Go through the data below. Pull out every line that has the word "Успех".

+ + + +

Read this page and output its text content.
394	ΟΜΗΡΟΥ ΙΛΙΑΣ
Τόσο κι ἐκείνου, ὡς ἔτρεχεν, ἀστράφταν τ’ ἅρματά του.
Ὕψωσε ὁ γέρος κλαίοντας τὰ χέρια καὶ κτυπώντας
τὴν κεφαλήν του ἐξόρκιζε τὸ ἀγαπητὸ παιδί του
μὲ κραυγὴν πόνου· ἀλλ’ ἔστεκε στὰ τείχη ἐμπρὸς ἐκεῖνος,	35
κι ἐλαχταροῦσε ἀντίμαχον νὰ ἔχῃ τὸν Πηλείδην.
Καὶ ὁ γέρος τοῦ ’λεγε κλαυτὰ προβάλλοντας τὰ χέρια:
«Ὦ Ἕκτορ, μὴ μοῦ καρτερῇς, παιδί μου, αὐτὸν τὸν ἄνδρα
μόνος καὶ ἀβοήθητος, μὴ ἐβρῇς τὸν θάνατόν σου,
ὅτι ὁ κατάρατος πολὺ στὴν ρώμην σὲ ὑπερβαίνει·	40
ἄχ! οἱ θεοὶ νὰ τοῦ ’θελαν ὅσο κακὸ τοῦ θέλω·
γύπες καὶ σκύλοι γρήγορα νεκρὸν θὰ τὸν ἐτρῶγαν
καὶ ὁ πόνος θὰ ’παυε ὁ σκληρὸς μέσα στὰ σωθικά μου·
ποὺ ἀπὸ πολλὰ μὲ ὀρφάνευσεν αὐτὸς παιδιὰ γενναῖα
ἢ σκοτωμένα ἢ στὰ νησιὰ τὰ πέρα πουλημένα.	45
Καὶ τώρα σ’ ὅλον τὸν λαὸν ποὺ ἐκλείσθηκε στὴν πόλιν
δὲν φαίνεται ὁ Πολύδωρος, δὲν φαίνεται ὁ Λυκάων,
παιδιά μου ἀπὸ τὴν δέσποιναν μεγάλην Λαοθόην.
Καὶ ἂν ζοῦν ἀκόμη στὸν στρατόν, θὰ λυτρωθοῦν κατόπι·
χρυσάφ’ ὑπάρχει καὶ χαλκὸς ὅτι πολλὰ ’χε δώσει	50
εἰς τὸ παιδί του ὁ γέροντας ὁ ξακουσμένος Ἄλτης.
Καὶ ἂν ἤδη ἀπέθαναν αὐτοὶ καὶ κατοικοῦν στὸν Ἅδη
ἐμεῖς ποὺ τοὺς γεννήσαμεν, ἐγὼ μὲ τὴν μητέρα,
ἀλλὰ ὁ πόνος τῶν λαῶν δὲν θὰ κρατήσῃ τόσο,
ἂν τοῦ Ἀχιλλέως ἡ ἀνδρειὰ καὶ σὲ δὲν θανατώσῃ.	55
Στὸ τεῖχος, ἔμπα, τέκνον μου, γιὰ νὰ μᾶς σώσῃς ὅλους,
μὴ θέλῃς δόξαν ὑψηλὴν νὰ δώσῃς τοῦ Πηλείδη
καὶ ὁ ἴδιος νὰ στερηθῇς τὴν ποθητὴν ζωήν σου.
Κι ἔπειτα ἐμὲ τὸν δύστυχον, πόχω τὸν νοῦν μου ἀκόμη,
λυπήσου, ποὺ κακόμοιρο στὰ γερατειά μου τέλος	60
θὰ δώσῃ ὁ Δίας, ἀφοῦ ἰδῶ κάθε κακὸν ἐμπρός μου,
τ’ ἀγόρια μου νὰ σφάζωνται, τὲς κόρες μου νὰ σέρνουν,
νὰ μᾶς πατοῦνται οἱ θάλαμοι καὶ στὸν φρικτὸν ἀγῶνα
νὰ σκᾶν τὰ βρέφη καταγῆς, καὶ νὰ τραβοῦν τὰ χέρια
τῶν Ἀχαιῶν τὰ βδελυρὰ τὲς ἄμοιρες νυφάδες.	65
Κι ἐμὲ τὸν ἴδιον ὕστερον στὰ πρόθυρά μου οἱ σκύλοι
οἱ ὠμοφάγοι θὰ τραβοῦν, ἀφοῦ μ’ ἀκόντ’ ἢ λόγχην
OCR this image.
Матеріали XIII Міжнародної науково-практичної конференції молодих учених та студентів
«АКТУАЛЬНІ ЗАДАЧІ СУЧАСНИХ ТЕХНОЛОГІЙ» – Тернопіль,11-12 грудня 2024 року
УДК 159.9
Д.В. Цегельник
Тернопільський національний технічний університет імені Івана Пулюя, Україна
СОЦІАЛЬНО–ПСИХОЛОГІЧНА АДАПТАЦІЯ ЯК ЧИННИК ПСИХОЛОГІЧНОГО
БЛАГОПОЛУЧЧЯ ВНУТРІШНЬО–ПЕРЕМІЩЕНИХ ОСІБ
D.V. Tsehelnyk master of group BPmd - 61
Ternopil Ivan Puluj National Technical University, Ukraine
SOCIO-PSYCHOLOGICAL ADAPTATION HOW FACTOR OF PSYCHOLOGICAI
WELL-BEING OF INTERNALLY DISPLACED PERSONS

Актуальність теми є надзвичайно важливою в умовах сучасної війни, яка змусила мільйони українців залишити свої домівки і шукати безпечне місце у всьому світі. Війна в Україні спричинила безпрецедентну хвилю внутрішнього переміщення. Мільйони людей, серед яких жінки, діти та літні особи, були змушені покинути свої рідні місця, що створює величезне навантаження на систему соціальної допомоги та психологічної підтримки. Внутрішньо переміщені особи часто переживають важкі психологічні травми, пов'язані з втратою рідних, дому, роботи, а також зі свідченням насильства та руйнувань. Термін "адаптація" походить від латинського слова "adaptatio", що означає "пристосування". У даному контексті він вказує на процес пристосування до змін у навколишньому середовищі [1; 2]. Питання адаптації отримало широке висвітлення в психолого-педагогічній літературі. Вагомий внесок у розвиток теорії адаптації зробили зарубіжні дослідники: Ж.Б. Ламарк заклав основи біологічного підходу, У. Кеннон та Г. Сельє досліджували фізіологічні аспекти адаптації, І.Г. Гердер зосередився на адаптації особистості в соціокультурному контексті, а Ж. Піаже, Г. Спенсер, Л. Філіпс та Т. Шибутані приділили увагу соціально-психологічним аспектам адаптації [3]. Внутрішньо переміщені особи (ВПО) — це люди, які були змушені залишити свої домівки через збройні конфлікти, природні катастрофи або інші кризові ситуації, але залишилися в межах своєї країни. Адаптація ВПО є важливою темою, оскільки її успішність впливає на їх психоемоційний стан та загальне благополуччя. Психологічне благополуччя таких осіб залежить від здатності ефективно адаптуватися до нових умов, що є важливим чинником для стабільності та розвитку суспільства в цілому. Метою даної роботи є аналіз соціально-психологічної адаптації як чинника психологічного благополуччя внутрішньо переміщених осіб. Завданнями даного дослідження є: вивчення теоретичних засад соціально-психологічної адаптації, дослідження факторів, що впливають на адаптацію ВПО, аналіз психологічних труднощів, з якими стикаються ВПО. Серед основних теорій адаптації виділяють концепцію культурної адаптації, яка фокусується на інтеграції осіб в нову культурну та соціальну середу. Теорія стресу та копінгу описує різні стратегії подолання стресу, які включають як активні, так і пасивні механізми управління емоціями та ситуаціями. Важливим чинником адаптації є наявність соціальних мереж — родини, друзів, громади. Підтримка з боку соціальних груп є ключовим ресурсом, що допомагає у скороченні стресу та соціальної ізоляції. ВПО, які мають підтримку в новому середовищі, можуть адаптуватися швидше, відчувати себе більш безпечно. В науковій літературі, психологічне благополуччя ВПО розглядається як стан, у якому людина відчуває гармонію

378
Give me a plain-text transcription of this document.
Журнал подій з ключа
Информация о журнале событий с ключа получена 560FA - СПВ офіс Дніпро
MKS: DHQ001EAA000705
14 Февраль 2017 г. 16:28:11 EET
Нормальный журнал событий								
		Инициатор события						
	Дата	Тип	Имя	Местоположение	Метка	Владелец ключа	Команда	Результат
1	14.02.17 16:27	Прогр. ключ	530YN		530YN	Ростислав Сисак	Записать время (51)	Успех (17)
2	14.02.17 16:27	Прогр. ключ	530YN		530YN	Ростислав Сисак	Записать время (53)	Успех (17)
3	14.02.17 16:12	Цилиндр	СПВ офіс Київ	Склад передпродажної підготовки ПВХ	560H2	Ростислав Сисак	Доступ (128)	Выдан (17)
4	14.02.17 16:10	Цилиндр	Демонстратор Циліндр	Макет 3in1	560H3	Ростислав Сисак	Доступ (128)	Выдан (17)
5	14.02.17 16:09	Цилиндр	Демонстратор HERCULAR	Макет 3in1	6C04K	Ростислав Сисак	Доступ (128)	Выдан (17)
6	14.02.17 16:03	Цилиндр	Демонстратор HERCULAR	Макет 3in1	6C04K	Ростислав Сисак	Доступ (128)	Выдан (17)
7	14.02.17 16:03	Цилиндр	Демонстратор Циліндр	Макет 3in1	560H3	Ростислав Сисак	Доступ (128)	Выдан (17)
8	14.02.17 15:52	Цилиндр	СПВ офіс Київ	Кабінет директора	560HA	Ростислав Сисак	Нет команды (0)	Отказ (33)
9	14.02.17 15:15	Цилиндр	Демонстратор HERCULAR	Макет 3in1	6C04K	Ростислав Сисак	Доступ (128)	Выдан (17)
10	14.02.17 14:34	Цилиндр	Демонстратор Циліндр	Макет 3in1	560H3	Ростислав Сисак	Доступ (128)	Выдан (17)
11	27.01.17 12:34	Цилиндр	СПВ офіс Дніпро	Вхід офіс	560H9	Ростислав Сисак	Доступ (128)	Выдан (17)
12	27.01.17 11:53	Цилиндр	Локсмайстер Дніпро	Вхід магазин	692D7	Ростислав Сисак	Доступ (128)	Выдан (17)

+ + + +

Answer for this exercise:
1	14.02.17 16:27	Прогр. ключ	530YN		530YN	Ростислав Сисак	Записать время (51)	Успех (17)
2	14.02.17 16:27	Прогр. ключ	530YN		530YN	Ростислав Сисак	Записать время (53)	Успех (17)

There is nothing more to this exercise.